[Start of DATA ENTRIES]

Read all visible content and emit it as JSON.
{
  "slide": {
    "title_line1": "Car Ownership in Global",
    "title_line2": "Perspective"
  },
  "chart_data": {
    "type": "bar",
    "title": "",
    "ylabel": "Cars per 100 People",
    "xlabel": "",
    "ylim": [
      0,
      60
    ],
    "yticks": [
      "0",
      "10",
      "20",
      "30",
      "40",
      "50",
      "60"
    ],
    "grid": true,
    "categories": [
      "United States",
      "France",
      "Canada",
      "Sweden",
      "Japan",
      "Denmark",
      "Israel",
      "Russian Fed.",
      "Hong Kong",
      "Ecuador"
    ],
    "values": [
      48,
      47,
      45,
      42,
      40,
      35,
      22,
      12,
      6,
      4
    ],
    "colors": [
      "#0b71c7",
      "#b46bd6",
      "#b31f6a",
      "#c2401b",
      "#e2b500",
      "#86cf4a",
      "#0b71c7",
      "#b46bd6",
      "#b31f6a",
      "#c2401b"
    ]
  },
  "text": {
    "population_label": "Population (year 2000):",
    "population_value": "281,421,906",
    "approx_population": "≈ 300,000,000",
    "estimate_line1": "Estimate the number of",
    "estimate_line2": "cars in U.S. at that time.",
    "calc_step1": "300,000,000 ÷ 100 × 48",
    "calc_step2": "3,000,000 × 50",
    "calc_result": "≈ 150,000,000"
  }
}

[End of DATA ENTRIES]

PROBLEM REQUIREMENTS → Print out every record again, exactly and in full.

OUTPUT BELOW →
Read all visible content and emit it as JSON.
{
  "slide": {
    "title_line1": "Car Ownership in Global",
    "title_line2": "Perspective"
  },
  "chart_data": {
    "type": "bar",
    "title": "",
    "ylabel": "Cars per 100 People",
    "xlabel": "",
    "ylim": [
      0,
      60
    ],
    "yticks": [
      "0",
      "10",
      "20",
      "30",
      "40",
      "50",
      "60"
    ],
    "grid": true,
    "categories": [
      "United States",
      "France",
      "Canada",
      "Sweden",
      "Japan",
      "Denmark",
      "Israel",
      "Russian Fed.",
      "Hong Kong",
      "Ecuador"
    ],
    "values": [
      48,
      47,
      45,
      42,
      40,
      35,
      22,
      12,
      6,
      4
    ],
    "colors": [
      "#0b71c7",
      "#b46bd6",
      "#b31f6a",
      "#c2401b",
      "#e2b500",
      "#86cf4a",
      "#0b71c7",
      "#b46bd6",
      "#b31f6a",
      "#c2401b"
    ]
  },
  "text": {
    "population_label": "Population (year 2000):",
    "population_value": "281,421,906",
    "approx_population": "≈ 300,000,000",
    "estimate_line1": "Estimate the number of",
    "estimate_line2": "cars in U.S. at that time.",
    "calc_step1": "300,000,000 ÷ 100 × 48",
    "calc_step2": "3,000,000 × 50",
    "calc_result": "≈ 150,000,000"
  }
}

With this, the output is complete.